» SUPPLIED TEXT:
--- BEGIN ---

I could download rescript Silva data from qiime2 website [i.e., Silva 138 SSURef NR99 full-length sequences and Silva 138 SSURef NR99 full-length taxonomy].

But I don't know how to handle the downloaded seqs for going to next steps. Could someone let me know what are necessary processes (e.g., cutting the exact region of database seqs)?

thanks,

Hee-Sung

timanix · June 4, 2021, 7:12am

Welcome to the forum!
Here are the links to two very nice tutorials that may be useful for you to train a classifier:
link1
link2
I hope this helps you

baehsung · June 7, 2021, 4:48am

Thanks Timur,

to get silva-data, i followed below command as link2, and found error: qiime2 has no plugin command named 'rescript'. what can i do in order to solve this problem?

--- END ---

» COMPLETE THE FOLLOWING:
a. Answer these from the forum thread:
(i) Which Silva release do the downloaded sequences and taxonomy belong to?
(ii) Which user posted on June 4, 2021, at 7:12am?
(iii) What error message appeared when the command from link2 was run?
b. Extract the forum thread passage between "timanix · June" and "solve this problem?", inclusive, word for word.
The rows that come next aren't needed for anything here.

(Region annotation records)
--- BEGIN ---

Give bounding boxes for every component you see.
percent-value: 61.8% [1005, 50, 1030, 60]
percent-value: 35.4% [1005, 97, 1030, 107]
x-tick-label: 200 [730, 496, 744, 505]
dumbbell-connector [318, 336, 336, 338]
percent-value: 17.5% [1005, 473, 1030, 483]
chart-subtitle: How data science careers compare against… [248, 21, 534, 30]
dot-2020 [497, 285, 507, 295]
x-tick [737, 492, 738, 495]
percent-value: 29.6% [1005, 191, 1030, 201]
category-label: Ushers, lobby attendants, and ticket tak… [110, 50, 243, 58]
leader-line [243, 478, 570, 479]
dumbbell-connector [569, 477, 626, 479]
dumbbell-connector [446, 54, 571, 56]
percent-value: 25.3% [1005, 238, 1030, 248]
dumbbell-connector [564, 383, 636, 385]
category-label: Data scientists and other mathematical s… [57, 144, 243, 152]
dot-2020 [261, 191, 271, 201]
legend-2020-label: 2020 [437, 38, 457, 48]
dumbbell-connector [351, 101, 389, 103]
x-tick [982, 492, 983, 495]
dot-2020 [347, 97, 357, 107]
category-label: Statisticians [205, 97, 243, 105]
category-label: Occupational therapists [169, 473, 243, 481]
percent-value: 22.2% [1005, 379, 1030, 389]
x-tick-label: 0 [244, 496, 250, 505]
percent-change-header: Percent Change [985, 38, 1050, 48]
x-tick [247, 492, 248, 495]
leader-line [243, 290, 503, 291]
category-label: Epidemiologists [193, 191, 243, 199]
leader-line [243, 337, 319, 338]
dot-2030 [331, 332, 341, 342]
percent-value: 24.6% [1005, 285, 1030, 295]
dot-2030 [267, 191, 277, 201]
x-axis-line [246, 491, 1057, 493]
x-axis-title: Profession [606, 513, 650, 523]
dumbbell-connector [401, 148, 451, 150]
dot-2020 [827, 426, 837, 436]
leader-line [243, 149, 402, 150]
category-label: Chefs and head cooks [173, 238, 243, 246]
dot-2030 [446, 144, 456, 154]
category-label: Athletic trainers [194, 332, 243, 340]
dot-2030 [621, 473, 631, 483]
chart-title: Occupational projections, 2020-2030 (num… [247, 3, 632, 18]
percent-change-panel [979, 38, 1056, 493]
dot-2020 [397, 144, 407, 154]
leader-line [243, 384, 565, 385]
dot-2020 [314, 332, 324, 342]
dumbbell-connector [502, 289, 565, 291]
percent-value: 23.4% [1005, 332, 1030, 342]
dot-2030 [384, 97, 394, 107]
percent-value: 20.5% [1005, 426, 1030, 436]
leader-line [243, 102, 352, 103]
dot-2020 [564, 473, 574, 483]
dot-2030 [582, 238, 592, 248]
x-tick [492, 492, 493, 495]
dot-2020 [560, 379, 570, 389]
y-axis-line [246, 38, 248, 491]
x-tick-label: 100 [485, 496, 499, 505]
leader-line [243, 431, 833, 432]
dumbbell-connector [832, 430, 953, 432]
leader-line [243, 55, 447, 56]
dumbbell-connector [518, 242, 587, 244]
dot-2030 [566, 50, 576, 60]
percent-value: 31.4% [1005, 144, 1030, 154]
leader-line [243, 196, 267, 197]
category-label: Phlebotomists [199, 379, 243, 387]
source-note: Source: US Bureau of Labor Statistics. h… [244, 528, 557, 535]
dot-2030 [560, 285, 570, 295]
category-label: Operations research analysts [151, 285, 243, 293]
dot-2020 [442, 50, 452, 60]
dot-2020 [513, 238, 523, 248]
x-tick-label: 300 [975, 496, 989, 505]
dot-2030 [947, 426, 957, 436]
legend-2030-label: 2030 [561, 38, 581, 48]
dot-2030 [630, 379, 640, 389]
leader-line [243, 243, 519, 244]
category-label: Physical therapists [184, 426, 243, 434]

--- END ---

» ANSWERS FOR THIS EXERCISE:
a.
(i) Silva 138
(ii) timanix
(iii) qiime2 has no plugin command named 'rescript'

b.
timanix · June 4, 2021, 7:12am

Welcome to the forum!
Here are the links to two very nice tutorials that may be useful for you to train a classifier:
link1
link2
I hope this helps you

baehsung · June 7, 2021, 4:48am

Thanks Timur,

to get silva-data, i followed below command as link2, and found error: qiime2 has no plugin command named 'rescript'. what can i do in order to solve this problem?